[Entries taken from a collection]
>> start
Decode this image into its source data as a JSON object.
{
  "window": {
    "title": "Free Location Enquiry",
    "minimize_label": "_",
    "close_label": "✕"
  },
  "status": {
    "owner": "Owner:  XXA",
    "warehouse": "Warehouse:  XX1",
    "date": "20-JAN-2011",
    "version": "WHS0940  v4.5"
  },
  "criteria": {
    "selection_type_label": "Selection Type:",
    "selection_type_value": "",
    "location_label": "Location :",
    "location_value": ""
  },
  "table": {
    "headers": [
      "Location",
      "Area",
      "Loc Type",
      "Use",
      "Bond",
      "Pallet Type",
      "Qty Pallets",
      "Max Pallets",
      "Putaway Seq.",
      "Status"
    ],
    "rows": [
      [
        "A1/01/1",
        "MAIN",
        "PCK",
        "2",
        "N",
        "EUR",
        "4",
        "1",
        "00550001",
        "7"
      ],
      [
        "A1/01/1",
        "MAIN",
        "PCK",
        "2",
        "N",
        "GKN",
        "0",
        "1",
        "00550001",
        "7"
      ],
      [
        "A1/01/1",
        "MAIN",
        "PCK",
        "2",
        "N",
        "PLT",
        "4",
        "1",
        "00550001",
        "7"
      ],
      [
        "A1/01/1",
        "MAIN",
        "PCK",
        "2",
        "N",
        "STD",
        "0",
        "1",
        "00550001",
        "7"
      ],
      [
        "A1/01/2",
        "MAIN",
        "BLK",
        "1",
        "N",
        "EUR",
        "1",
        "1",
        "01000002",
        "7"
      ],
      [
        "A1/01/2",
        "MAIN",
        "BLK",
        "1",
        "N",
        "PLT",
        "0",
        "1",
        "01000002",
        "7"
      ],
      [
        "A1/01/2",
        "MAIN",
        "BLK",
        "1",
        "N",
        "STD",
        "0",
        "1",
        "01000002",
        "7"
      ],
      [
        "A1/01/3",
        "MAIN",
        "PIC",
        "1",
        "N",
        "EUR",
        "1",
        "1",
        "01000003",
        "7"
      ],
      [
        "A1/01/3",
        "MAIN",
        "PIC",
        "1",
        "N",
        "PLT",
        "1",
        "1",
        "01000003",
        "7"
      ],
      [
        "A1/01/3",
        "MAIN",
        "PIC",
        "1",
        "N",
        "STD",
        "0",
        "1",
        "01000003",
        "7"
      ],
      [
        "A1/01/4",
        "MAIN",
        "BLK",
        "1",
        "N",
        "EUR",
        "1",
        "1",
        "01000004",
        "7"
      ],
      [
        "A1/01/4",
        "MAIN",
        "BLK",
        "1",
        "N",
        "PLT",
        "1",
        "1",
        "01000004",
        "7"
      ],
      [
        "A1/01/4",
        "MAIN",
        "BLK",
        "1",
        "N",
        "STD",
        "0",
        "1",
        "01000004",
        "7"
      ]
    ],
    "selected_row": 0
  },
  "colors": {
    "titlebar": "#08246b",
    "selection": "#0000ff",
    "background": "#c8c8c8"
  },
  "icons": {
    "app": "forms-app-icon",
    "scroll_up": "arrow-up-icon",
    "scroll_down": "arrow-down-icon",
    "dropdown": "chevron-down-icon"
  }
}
>> end
>> start
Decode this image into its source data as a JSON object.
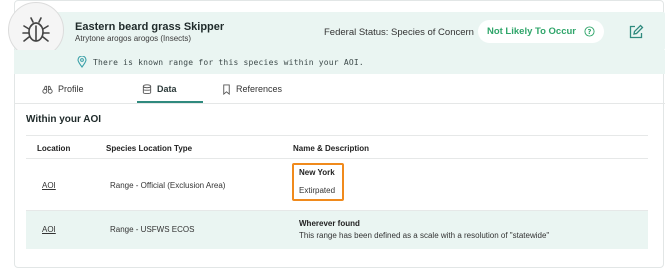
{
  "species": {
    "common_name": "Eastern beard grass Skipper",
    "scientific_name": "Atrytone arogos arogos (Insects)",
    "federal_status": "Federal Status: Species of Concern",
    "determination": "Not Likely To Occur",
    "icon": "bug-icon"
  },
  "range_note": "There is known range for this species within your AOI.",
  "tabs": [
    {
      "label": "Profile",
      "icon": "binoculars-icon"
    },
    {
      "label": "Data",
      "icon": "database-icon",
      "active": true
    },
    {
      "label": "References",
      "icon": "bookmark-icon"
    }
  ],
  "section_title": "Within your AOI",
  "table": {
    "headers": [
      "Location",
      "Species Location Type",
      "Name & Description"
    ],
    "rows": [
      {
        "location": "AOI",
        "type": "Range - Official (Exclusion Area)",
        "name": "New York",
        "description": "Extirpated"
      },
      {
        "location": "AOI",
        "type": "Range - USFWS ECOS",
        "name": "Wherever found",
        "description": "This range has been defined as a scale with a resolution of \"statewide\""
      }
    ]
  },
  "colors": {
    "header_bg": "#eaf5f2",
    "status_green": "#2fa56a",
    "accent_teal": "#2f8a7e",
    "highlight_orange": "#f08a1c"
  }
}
>> end
Report the number of lines containing the string "your" and add nothing to it.

2